> **PROMPT**: Repeat each entry word for word. Leave any images out of the copy.

> **SUPPLIED RECORDS**:
## begin
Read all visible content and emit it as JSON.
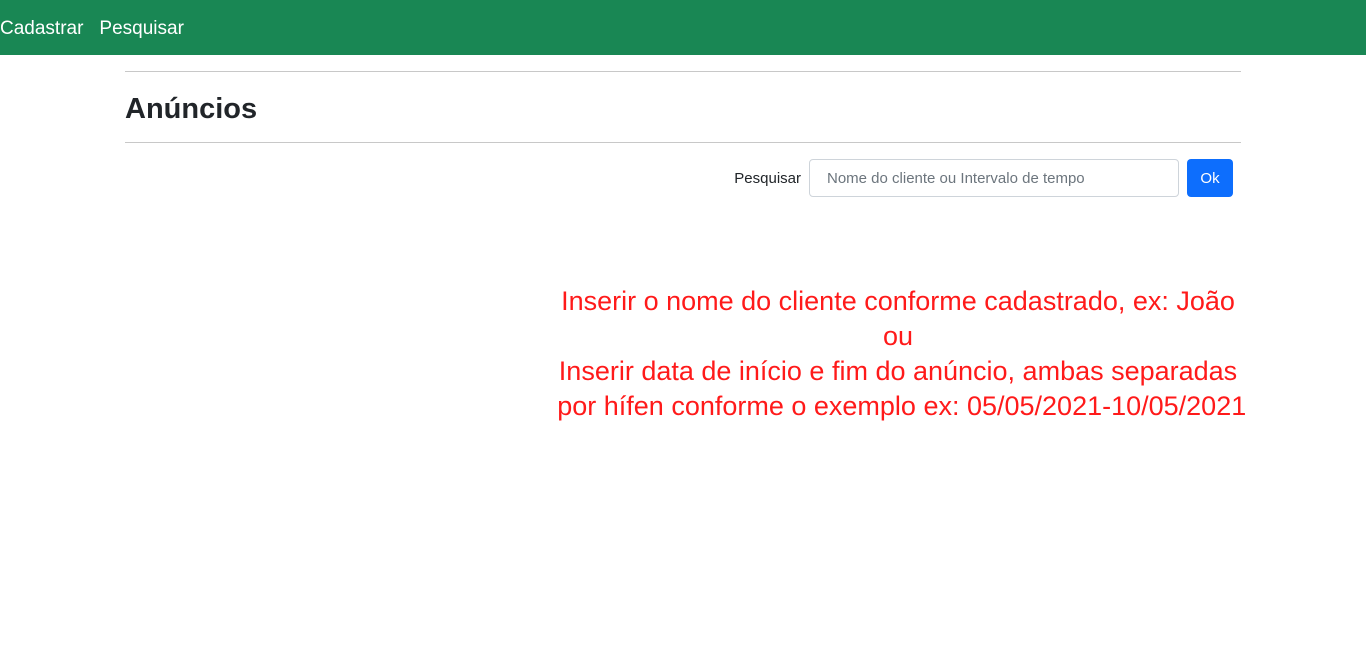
{
  "nav": {
    "items": [
      {
        "label": "Cadastrar"
      },
      {
        "label": "Pesquisar"
      }
    ],
    "color": "#198754"
  },
  "page": {
    "title": "Anúncios"
  },
  "search": {
    "label": "Pesquisar",
    "placeholder": "Nome do cliente ou Intervalo de tempo",
    "value": "",
    "button_label": "Ok"
  },
  "hint": {
    "lines": [
      "Inserir o nome do cliente conforme cadastrado, ex: João",
      "ou",
      "Inserir data de início e fim do anúncio, ambas separadas",
      " por hífen conforme o exemplo ex: 05/05/2021-10/05/2021"
    ],
    "color": "#ff1a1a"
  }
}
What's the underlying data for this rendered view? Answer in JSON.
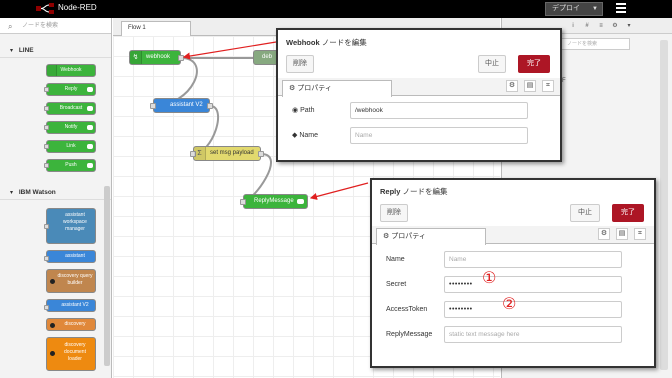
{
  "header": {
    "app_title": "Node-RED",
    "deploy_label": "デプロイ"
  },
  "palette": {
    "search_placeholder": "ノードを検索",
    "categories": [
      {
        "name": "LINE"
      },
      {
        "name": "IBM Watson"
      }
    ],
    "line_nodes": [
      "Webhook",
      "Reply",
      "Broadcast",
      "Notify",
      "Link",
      "Push"
    ],
    "watson_nodes": [
      {
        "label": "assistant workspace manager",
        "color": "#4a8ab8"
      },
      {
        "label": "assistant",
        "color": "#3a86d8"
      },
      {
        "label": "discovery query builder",
        "color": "#c0864e"
      },
      {
        "label": "assistant V2",
        "color": "#3a86d8"
      },
      {
        "label": "discovery",
        "color": "#e0883a"
      },
      {
        "label": "discovery document loader",
        "color": "#ee8a10"
      }
    ]
  },
  "workspace": {
    "tab_label": "Flow 1",
    "flow_nodes": {
      "webhook": "webhook",
      "assistant": "assistant V2",
      "setmsg": "set msg payload",
      "reply": "ReplyMessage",
      "partial": "deb"
    }
  },
  "sidebar": {
    "tab_icons": [
      "i",
      "#",
      "≡",
      "⚙",
      "▾"
    ],
    "search_placeholder": "ノードを検索",
    "item_label": "F"
  },
  "webhook_dialog": {
    "title_name": "Webhook",
    "title_suffix": " ノードを編集",
    "delete_label": "削除",
    "cancel_label": "中止",
    "done_label": "完了",
    "props_tab": "プロパティ",
    "fields": {
      "path_label": "Path",
      "path_value": "/webhook",
      "name_label": "Name",
      "name_placeholder": "Name"
    }
  },
  "reply_dialog": {
    "title_name": "Reply",
    "title_suffix": " ノードを編集",
    "delete_label": "削除",
    "cancel_label": "中止",
    "done_label": "完了",
    "props_tab": "プロパティ",
    "fields": {
      "name_label": "Name",
      "name_placeholder": "Name",
      "secret_label": "Secret",
      "secret_value": "••••••••",
      "token_label": "AccessToken",
      "token_value": "••••••••",
      "replymsg_label": "ReplyMessage",
      "replymsg_placeholder": "static text message here"
    }
  },
  "annotations": {
    "one": "①",
    "two": "②"
  },
  "colors": {
    "accent_red": "#ad1625",
    "arrow_red": "#e02020",
    "line_green": "#3cb43c",
    "assistant_blue": "#3a86d8",
    "function_yellow": "#e2d96e"
  }
}
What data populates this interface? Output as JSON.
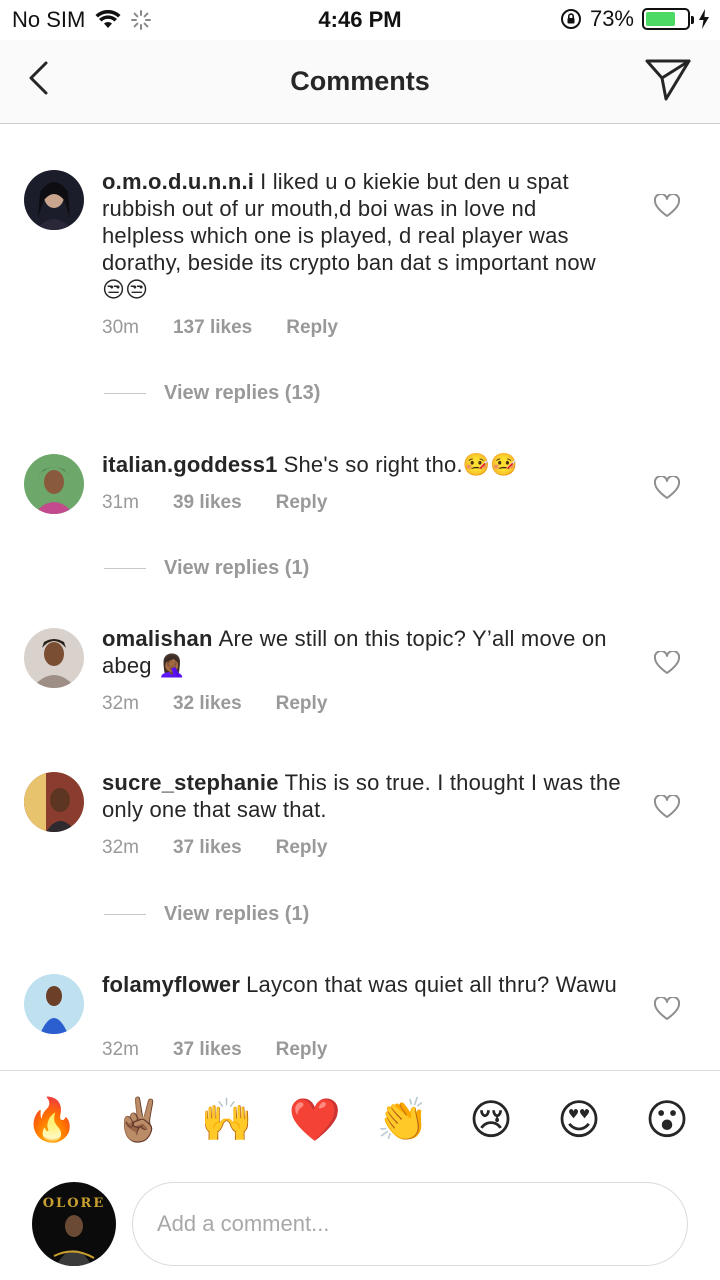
{
  "status_bar": {
    "carrier": "No SIM",
    "time": "4:46 PM",
    "battery": "73%",
    "battery_fraction": 0.73
  },
  "header": {
    "title": "Comments",
    "back_icon": "chevron-left-icon",
    "send_icon": "paper-plane-icon"
  },
  "comments": [
    {
      "username": "o.m.o.d.u.n.n.i",
      "text": "I liked u o kiekie but den u spat rubbish out of ur mouth,d boi was in love nd helpless which one is played, d real player was dorathy, beside its crypto ban dat s important now 😒😒",
      "time": "30m",
      "likes": "137 likes",
      "reply": "Reply",
      "view_replies": "View replies (13)"
    },
    {
      "username": "italian.goddess1",
      "text": "She's so right tho.🤒🤒",
      "time": "31m",
      "likes": "39 likes",
      "reply": "Reply",
      "view_replies": "View replies (1)"
    },
    {
      "username": "omalishan",
      "text": "Are we still on this topic? Y’all move on abeg 🤦🏾‍♀️",
      "time": "32m",
      "likes": "32 likes",
      "reply": "Reply",
      "view_replies": ""
    },
    {
      "username": "sucre_stephanie",
      "text": "This is so true. I thought I was the only one that saw that.",
      "time": "32m",
      "likes": "37 likes",
      "reply": "Reply",
      "view_replies": "View replies (1)"
    },
    {
      "username": "folamyflower",
      "text": "Laycon that was quiet all thru? Wawu",
      "time": "32m",
      "likes": "37 likes",
      "reply": "Reply",
      "view_replies": ""
    }
  ],
  "emoji_bar": [
    "🔥",
    "✌🏽",
    "🙌",
    "❤️",
    "👏",
    "😢",
    "😍",
    "😮"
  ],
  "composer": {
    "placeholder": "Add a comment...",
    "avatar_brand": "OLORE"
  }
}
## end
> **TASK ANSWER**:
Read all visible content and emit it as JSON.
{
  "nav": {
    "items": [
      {
        "label": "Cadastrar"
      },
      {
        "label": "Pesquisar"
      }
    ],
    "color": "#198754"
  },
  "page": {
    "title": "Anúncios"
  },
  "search": {
    "label": "Pesquisar",
    "placeholder": "Nome do cliente ou Intervalo de tempo",
    "value": "",
    "button_label": "Ok"
  },
  "hint": {
    "lines": [
      "Inserir o nome do cliente conforme cadastrado, ex: João",
      "ou",
      "Inserir data de início e fim do anúncio, ambas separadas",
      " por hífen conforme o exemplo ex: 05/05/2021-10/05/2021"
    ],
    "color": "#ff1a1a"
  }
}
What's the underlying data for this rendered view? Answer in JSON.
{
  "header": {
    "app_title": "Node-RED",
    "deploy_label": "デプロイ"
  },
  "palette": {
    "search_placeholder": "ノードを検索",
    "categories": [
      {
        "name": "LINE"
      },
      {
        "name": "IBM Watson"
      }
    ],
    "line_nodes": [
      "Webhook",
      "Reply",
      "Broadcast",
      "Notify",
      "Link",
      "Push"
    ],
    "watson_nodes": [
      {
        "label": "assistant workspace manager",
        "color": "#4a8ab8"
      },
      {
        "label": "assistant",
        "color": "#3a86d8"
      },
      {
        "label": "discovery query builder",
        "color": "#c0864e"
      },
      {
        "label": "assistant V2",
        "color": "#3a86d8"
      },
      {
        "label": "discovery",
        "color": "#e0883a"
      },
      {
        "label": "discovery document loader",
        "color": "#ee8a10"
      }
    ]
  },
  "workspace": {
    "tab_label": "Flow 1",
    "flow_nodes": {
      "webhook": "webhook",
      "assistant": "assistant V2",
      "setmsg": "set msg payload",
      "reply": "ReplyMessage",
      "partial": "deb"
    }
  },
  "sidebar": {
    "tab_icons": [
      "i",
      "#",
      "≡",
      "⚙",
      "▾"
    ],
    "search_placeholder": "ノードを検索",
    "item_label": "F"
  },
  "webhook_dialog": {
    "title_name": "Webhook",
    "title_suffix": " ノードを編集",
    "delete_label": "削除",
    "cancel_label": "中止",
    "done_label": "完了",
    "props_tab": "プロパティ",
    "fields": {
      "path_label": "Path",
      "path_value": "/webhook",
      "name_label": "Name",
      "name_placeholder": "Name"
    }
  },
  "reply_dialog": {
    "title_name": "Reply",
    "title_suffix": " ノードを編集",
    "delete_label": "削除",
    "cancel_label": "中止",
    "done_label": "完了",
    "props_tab": "プロパティ",
    "fields": {
      "name_label": "Name",
      "name_placeholder": "Name",
      "secret_label": "Secret",
      "secret_value": "••••••••",
      "token_label": "AccessToken",
      "token_value": "••••••••",
      "replymsg_label": "ReplyMessage",
      "replymsg_placeholder": "static text message here"
    }
  },
  "annotations": {
    "one": "①",
    "two": "②"
  },
  "colors": {
    "accent_red": "#ad1625",
    "arrow_red": "#e02020",
    "line_green": "#3cb43c",
    "assistant_blue": "#3a86d8",
    "function_yellow": "#e2d96e"
  }
}
What data populates this interface? Output as JSON.
{
  "status_bar": {
    "carrier": "No SIM",
    "time": "4:46 PM",
    "battery": "73%",
    "battery_fraction": 0.73
  },
  "header": {
    "title": "Comments",
    "back_icon": "chevron-left-icon",
    "send_icon": "paper-plane-icon"
  },
  "comments": [
    {
      "username": "o.m.o.d.u.n.n.i",
      "text": "I liked u o kiekie but den u spat rubbish out of ur mouth,d boi was in love nd helpless which one is played, d real player was dorathy, beside its crypto ban dat s important now 😒😒",
      "time": "30m",
      "likes": "137 likes",
      "reply": "Reply",
      "view_replies": "View replies (13)"
    },
    {
      "username": "italian.goddess1",
      "text": "She's so right tho.🤒🤒",
      "time": "31m",
      "likes": "39 likes",
      "reply": "Reply",
      "view_replies": "View replies (1)"
    },
    {
      "username": "omalishan",
      "text": "Are we still on this topic? Y’all move on abeg 🤦🏾‍♀️",
      "time": "32m",
      "likes": "32 likes",
      "reply": "Reply",
      "view_replies": ""
    },
    {
      "username": "sucre_stephanie",
      "text": "This is so true. I thought I was the only one that saw that.",
      "time": "32m",
      "likes": "37 likes",
      "reply": "Reply",
      "view_replies": "View replies (1)"
    },
    {
      "username": "folamyflower",
      "text": "Laycon that was quiet all thru? Wawu",
      "time": "32m",
      "likes": "37 likes",
      "reply": "Reply",
      "view_replies": ""
    }
  ],
  "emoji_bar": [
    "🔥",
    "✌🏽",
    "🙌",
    "❤️",
    "👏",
    "😢",
    "😍",
    "😮"
  ],
  "composer": {
    "placeholder": "Add a comment...",
    "avatar_brand": "OLORE"
  }
}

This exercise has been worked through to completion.